* What you should do: The listing below should be printed exactly, every line of it. Skip the pictures.

* Records provided:
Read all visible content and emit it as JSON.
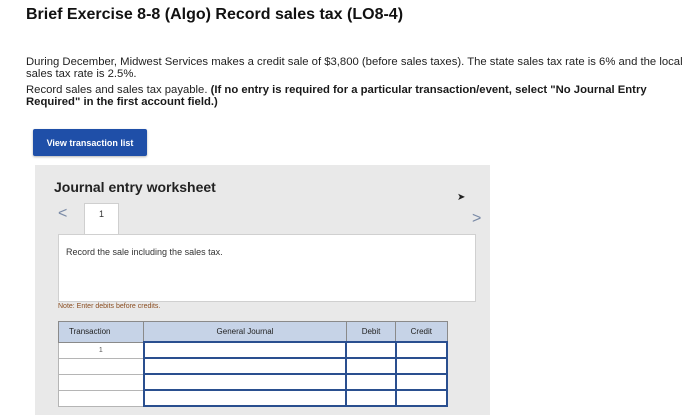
{
  "header": {
    "title": "Brief Exercise 8-8 (Algo) Record sales tax (LO8-4)"
  },
  "problem": {
    "paragraph1": "During December, Midwest Services makes a credit sale of $3,800 (before sales taxes). The state sales tax rate is 6% and the local sales tax rate is 2.5%.",
    "paragraph2_plain": "Record sales and sales tax payable.",
    "paragraph2_bold": "(If no entry is required for a particular transaction/event, select \"No Journal Entry Required\" in the first account field.)"
  },
  "buttons": {
    "view_transaction_list": "View transaction list"
  },
  "worksheet": {
    "title": "Journal entry worksheet",
    "nav_prev": "<",
    "nav_next": ">",
    "active_tab": "1",
    "description": "Record the sale including the sales tax.",
    "note": "Note: Enter debits before credits."
  },
  "journal_table": {
    "headers": [
      "Transaction",
      "General Journal",
      "Debit",
      "Credit"
    ],
    "rows": [
      [
        "1",
        "",
        "",
        ""
      ],
      [
        "",
        "",
        "",
        ""
      ],
      [
        "",
        "",
        "",
        ""
      ],
      [
        "",
        "",
        "",
        ""
      ]
    ]
  },
  "colors": {
    "button_bg": "#1f4fa8",
    "table_header_bg": "#c6d3e7",
    "input_border": "#2a4f8f",
    "note_text": "#8a4d20"
  }
}
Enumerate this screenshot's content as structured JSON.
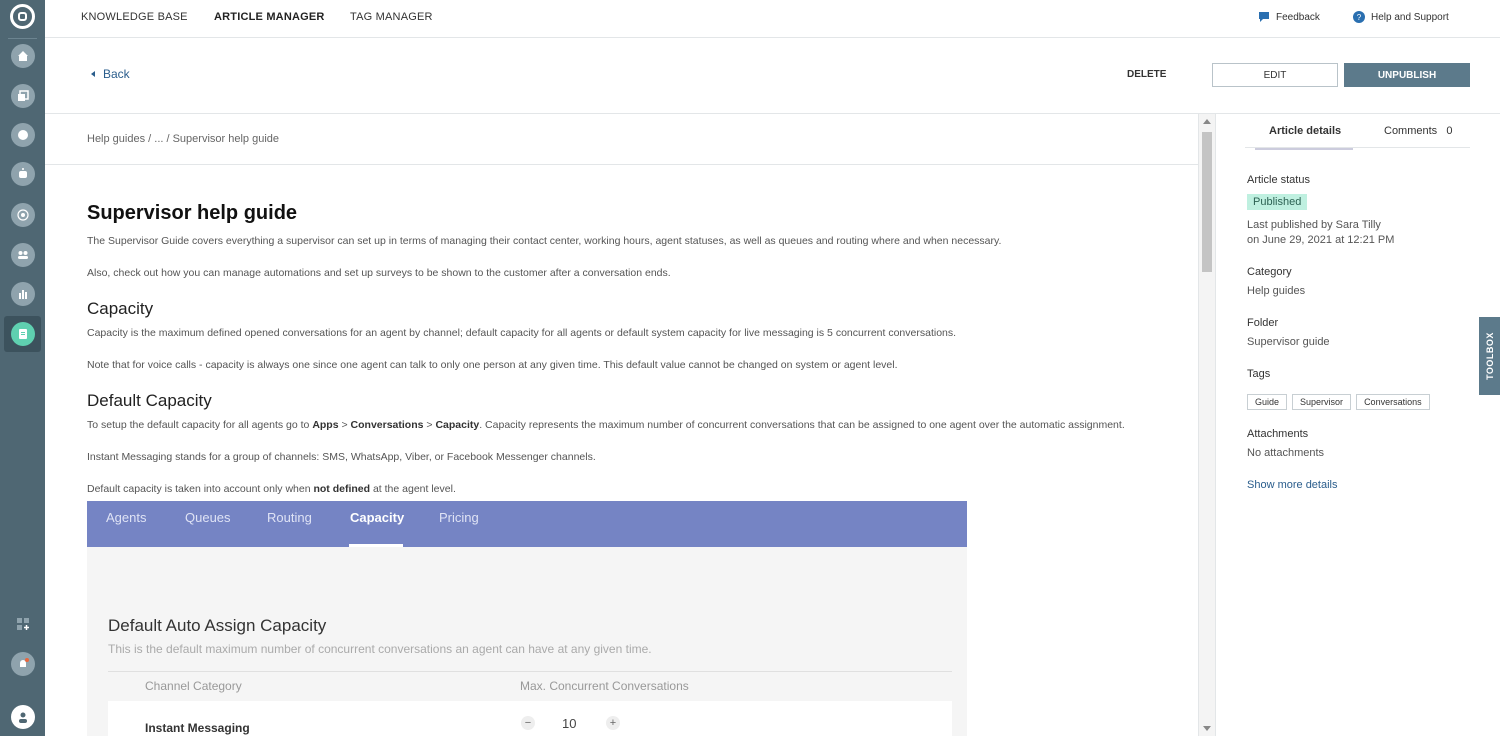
{
  "nav": {
    "tabs": [
      "KNOWLEDGE BASE",
      "ARTICLE MANAGER",
      "TAG MANAGER"
    ],
    "feedback": "Feedback",
    "help": "Help and Support"
  },
  "actions": {
    "back": "Back",
    "delete": "DELETE",
    "edit": "EDIT",
    "unpublish": "UNPUBLISH"
  },
  "breadcrumb": "Help guides / ... / Supervisor help guide",
  "article": {
    "title": "Supervisor help guide",
    "intro1": "The Supervisor Guide covers everything a supervisor can set up in terms of managing their contact center, working hours, agent statuses, as well as queues and routing where and when necessary.",
    "intro2": "Also, check out how you can manage automations and set up surveys to be shown to the customer after a conversation ends.",
    "h_capacity": "Capacity",
    "cap1": "Capacity is the maximum defined opened conversations for an agent by channel; default capacity for all agents or default system capacity for live messaging is 5 concurrent conversations.",
    "cap2": "Note that for voice calls - capacity is always one since one agent can talk to only one person at any given time. This default value cannot be changed on system or agent level.",
    "h_default": "Default Capacity",
    "def1_a": "To setup the default capacity for all agents go to ",
    "def1_apps": "Apps",
    "def1_gt1": " > ",
    "def1_conv": "Conversations",
    "def1_gt2": " > ",
    "def1_cap": "Capacity",
    "def1_b": ". Capacity represents the maximum number of concurrent conversations that can be assigned to one agent over the automatic assignment.",
    "def2": "Instant Messaging stands for a group of channels: SMS, WhatsApp, Viber, or Facebook Messenger channels.",
    "def3_a": "Default capacity is taken into account only when ",
    "def3_b": "not defined",
    "def3_c": " at the agent level."
  },
  "screenshot": {
    "tabs": [
      "Agents",
      "Queues",
      "Routing",
      "Capacity",
      "Pricing"
    ],
    "active_tab": "Capacity",
    "title": "Default Auto Assign Capacity",
    "subtitle": "This is the default maximum number of concurrent conversations an agent can have at any given time.",
    "col1": "Channel Category",
    "col2": "Max. Concurrent Conversations",
    "row_label": "Instant Messaging",
    "row_value": "10",
    "minus": "−",
    "plus": "+"
  },
  "panel": {
    "tab_details": "Article details",
    "tab_comments": "Comments",
    "comments_count": "0",
    "status_label": "Article status",
    "status": "Published",
    "published_by": "Last published by Sara Tilly",
    "published_on": "on June 29, 2021 at 12:21 PM",
    "category_label": "Category",
    "category": "Help guides",
    "folder_label": "Folder",
    "folder": "Supervisor guide",
    "tags_label": "Tags",
    "tags": [
      "Guide",
      "Supervisor",
      "Conversations"
    ],
    "attachments_label": "Attachments",
    "attachments": "No attachments",
    "show_more": "Show more details"
  },
  "toolbox": "TOOLBOX",
  "colors": {
    "rail": "#4f6773",
    "accent": "#5c7a8b",
    "link": "#2a5d8c",
    "published_bg": "#bff0e0"
  },
  "rail_icons": [
    "home-icon",
    "copy-icon",
    "chat-icon",
    "bot-icon",
    "network-icon",
    "people-icon",
    "chart-icon",
    "article-icon",
    "apps-add-icon",
    "bell-icon",
    "user-avatar-icon"
  ]
}
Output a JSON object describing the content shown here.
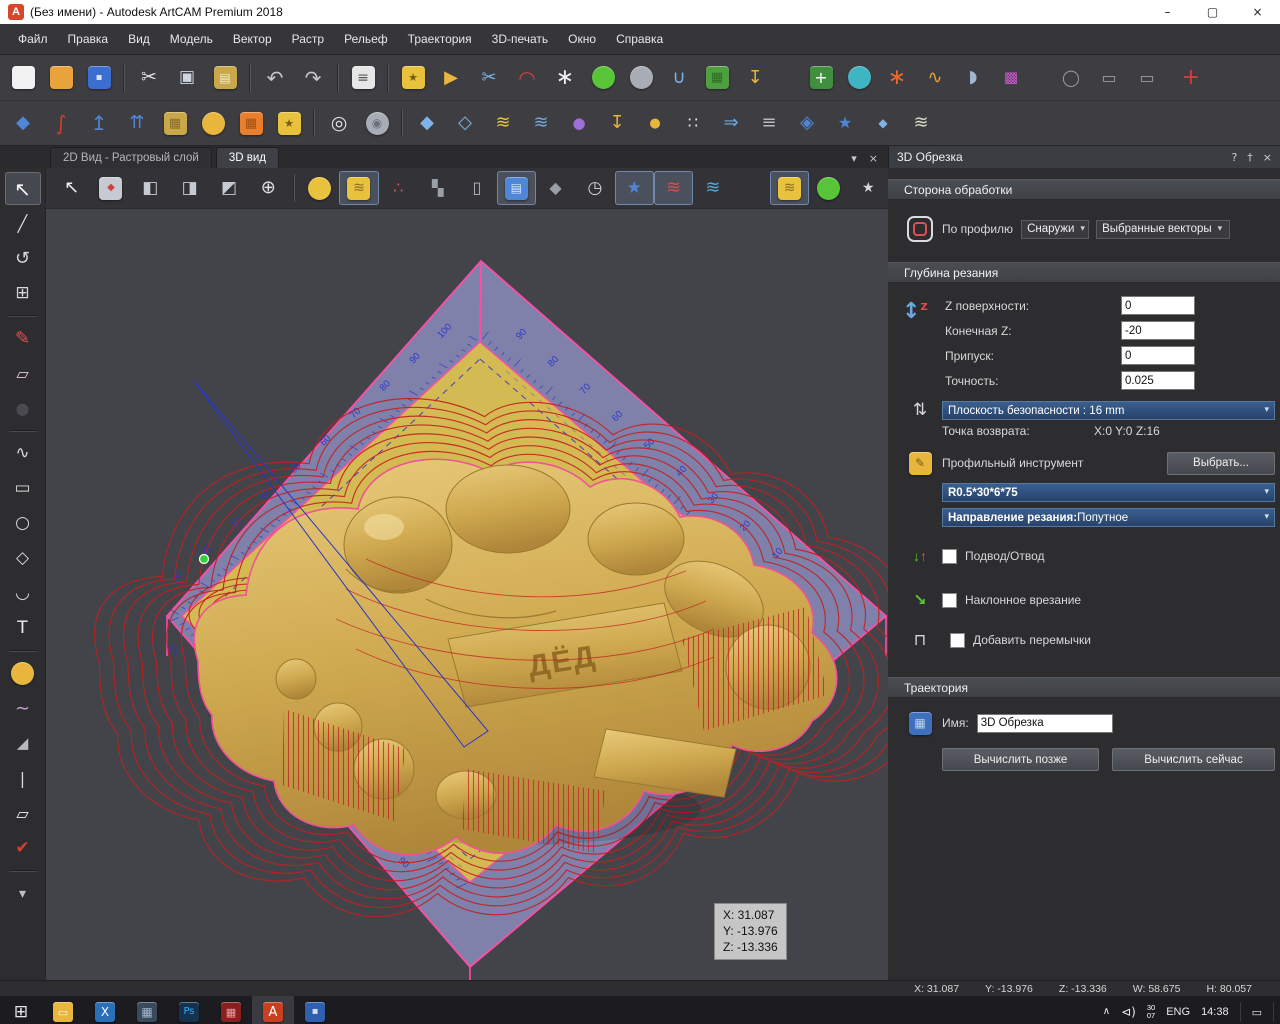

* Solution to this exercise:
Read all visible content and emit it as JSON.
{
  "header": {
    "title": "Brief Exercise 8-8 (Algo) Record sales tax (LO8-4)"
  },
  "problem": {
    "paragraph1": "During December, Midwest Services makes a credit sale of $3,800 (before sales taxes). The state sales tax rate is 6% and the local sales tax rate is 2.5%.",
    "paragraph2_plain": "Record sales and sales tax payable.",
    "paragraph2_bold": "(If no entry is required for a particular transaction/event, select \"No Journal Entry Required\" in the first account field.)"
  },
  "buttons": {
    "view_transaction_list": "View transaction list"
  },
  "worksheet": {
    "title": "Journal entry worksheet",
    "nav_prev": "<",
    "nav_next": ">",
    "active_tab": "1",
    "description": "Record the sale including the sales tax.",
    "note": "Note: Enter debits before credits."
  },
  "journal_table": {
    "headers": [
      "Transaction",
      "General Journal",
      "Debit",
      "Credit"
    ],
    "rows": [
      [
        "1",
        "",
        "",
        ""
      ],
      [
        "",
        "",
        "",
        ""
      ],
      [
        "",
        "",
        "",
        ""
      ],
      [
        "",
        "",
        "",
        ""
      ]
    ]
  },
  "colors": {
    "button_bg": "#1f4fa8",
    "table_header_bg": "#c6d3e7",
    "input_border": "#2a4f8f",
    "note_text": "#8a4d20"
  }
}
Enumerate this screenshot's content as structured JSON.
{
  "nav": {
    "tabs": [
      "KNOWLEDGE BASE",
      "ARTICLE MANAGER",
      "TAG MANAGER"
    ],
    "feedback": "Feedback",
    "help": "Help and Support"
  },
  "actions": {
    "back": "Back",
    "delete": "DELETE",
    "edit": "EDIT",
    "unpublish": "UNPUBLISH"
  },
  "breadcrumb": "Help guides / ... / Supervisor help guide",
  "article": {
    "title": "Supervisor help guide",
    "intro1": "The Supervisor Guide covers everything a supervisor can set up in terms of managing their contact center, working hours, agent statuses, as well as queues and routing where and when necessary.",
    "intro2": "Also, check out how you can manage automations and set up surveys to be shown to the customer after a conversation ends.",
    "h_capacity": "Capacity",
    "cap1": "Capacity is the maximum defined opened conversations for an agent by channel; default capacity for all agents or default system capacity for live messaging is 5 concurrent conversations.",
    "cap2": "Note that for voice calls - capacity is always one since one agent can talk to only one person at any given time. This default value cannot be changed on system or agent level.",
    "h_default": "Default Capacity",
    "def1_a": "To setup the default capacity for all agents go to ",
    "def1_apps": "Apps",
    "def1_gt1": " > ",
    "def1_conv": "Conversations",
    "def1_gt2": " > ",
    "def1_cap": "Capacity",
    "def1_b": ". Capacity represents the maximum number of concurrent conversations that can be assigned to one agent over the automatic assignment.",
    "def2": "Instant Messaging stands for a group of channels: SMS, WhatsApp, Viber, or Facebook Messenger channels.",
    "def3_a": "Default capacity is taken into account only when ",
    "def3_b": "not defined",
    "def3_c": " at the agent level."
  },
  "screenshot": {
    "tabs": [
      "Agents",
      "Queues",
      "Routing",
      "Capacity",
      "Pricing"
    ],
    "active_tab": "Capacity",
    "title": "Default Auto Assign Capacity",
    "subtitle": "This is the default maximum number of concurrent conversations an agent can have at any given time.",
    "col1": "Channel Category",
    "col2": "Max. Concurrent Conversations",
    "row_label": "Instant Messaging",
    "row_value": "10",
    "minus": "−",
    "plus": "+"
  },
  "panel": {
    "tab_details": "Article details",
    "tab_comments": "Comments",
    "comments_count": "0",
    "status_label": "Article status",
    "status": "Published",
    "published_by": "Last published by Sara Tilly",
    "published_on": "on June 29, 2021 at 12:21 PM",
    "category_label": "Category",
    "category": "Help guides",
    "folder_label": "Folder",
    "folder": "Supervisor guide",
    "tags_label": "Tags",
    "tags": [
      "Guide",
      "Supervisor",
      "Conversations"
    ],
    "attachments_label": "Attachments",
    "attachments": "No attachments",
    "show_more": "Show more details"
  },
  "toolbox": "TOOLBOX",
  "colors": {
    "rail": "#4f6773",
    "accent": "#5c7a8b",
    "link": "#2a5d8c",
    "published_bg": "#bff0e0"
  },
  "rail_icons": [
    "home-icon",
    "copy-icon",
    "chat-icon",
    "bot-icon",
    "network-icon",
    "people-icon",
    "chart-icon",
    "article-icon",
    "apps-add-icon",
    "bell-icon",
    "user-avatar-icon"
  ]
}
Output a JSON object describing the content shown here.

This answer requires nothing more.